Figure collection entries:
····················

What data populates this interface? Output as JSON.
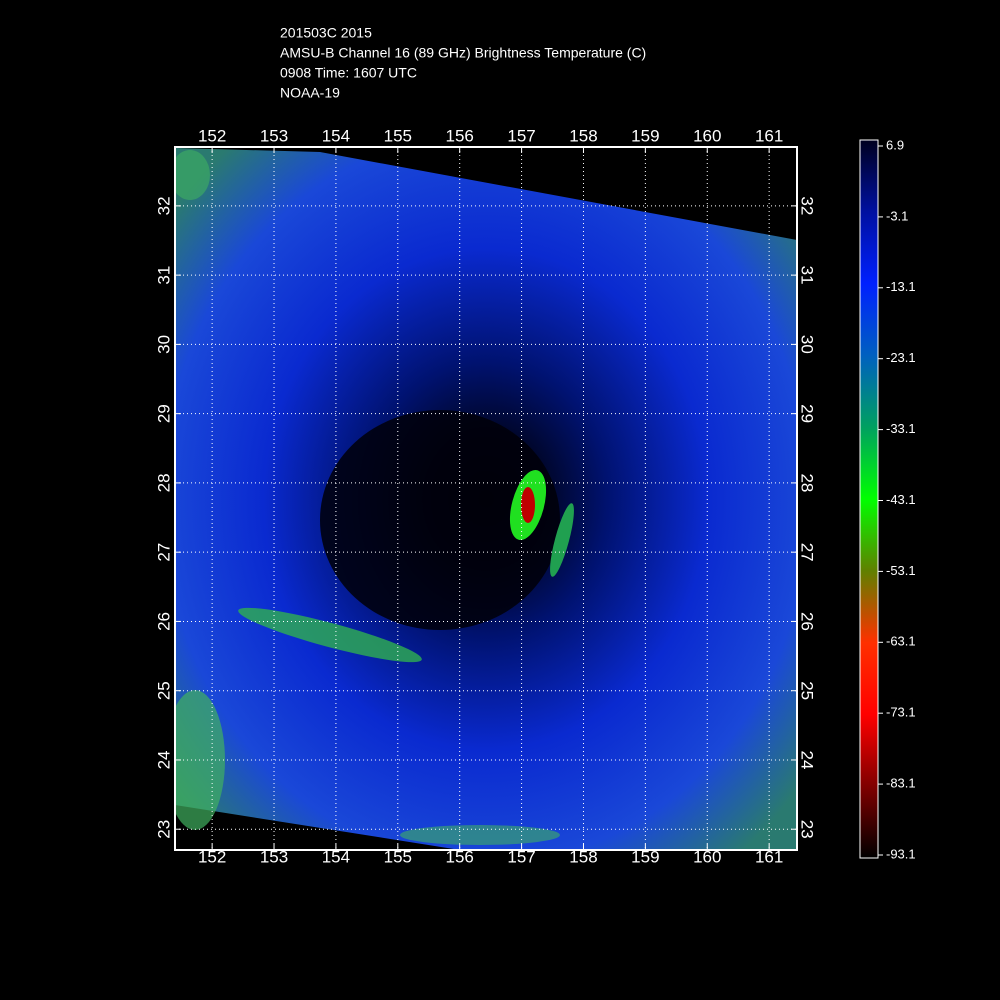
{
  "chart_data": {
    "type": "map",
    "title_lines": [
      "201503C 2015",
      "AMSU-B Channel 16 (89 GHz) Brightness Temperature (C)",
      "0908 Time: 1607 UTC",
      "NOAA-19"
    ],
    "xlim": [
      151.4,
      161.45
    ],
    "xticks": [
      152,
      153,
      154,
      155,
      156,
      157,
      158,
      159,
      160,
      161
    ],
    "ylim": [
      22.7,
      32.85
    ],
    "yticks": [
      23,
      24,
      25,
      26,
      27,
      28,
      29,
      30,
      31,
      32
    ],
    "grid": true,
    "clim": [
      -93.1,
      6.9
    ],
    "cticks": [
      6.9,
      -3.1,
      -13.1,
      -23.1,
      -33.1,
      -43.1,
      -53.1,
      -63.1,
      -73.1,
      -83.1,
      -93.1
    ]
  }
}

····················

**What to produce:**
Restate each entry word for word, please, but drop any images it holds.

**Output:**
What data populates this interface? Output as JSON.
{
  "chart_data": {
    "type": "map",
    "title_lines": [
      "201503C 2015",
      "AMSU-B Channel 16 (89 GHz) Brightness Temperature (C)",
      "0908 Time: 1607 UTC",
      "NOAA-19"
    ],
    "xlim": [
      151.4,
      161.45
    ],
    "xticks": [
      152,
      153,
      154,
      155,
      156,
      157,
      158,
      159,
      160,
      161
    ],
    "ylim": [
      22.7,
      32.85
    ],
    "yticks": [
      23,
      24,
      25,
      26,
      27,
      28,
      29,
      30,
      31,
      32
    ],
    "grid": true,
    "clim": [
      -93.1,
      6.9
    ],
    "cticks": [
      6.9,
      -3.1,
      -13.1,
      -23.1,
      -33.1,
      -43.1,
      -53.1,
      -63.1,
      -73.1,
      -83.1,
      -93.1
    ]
  }
}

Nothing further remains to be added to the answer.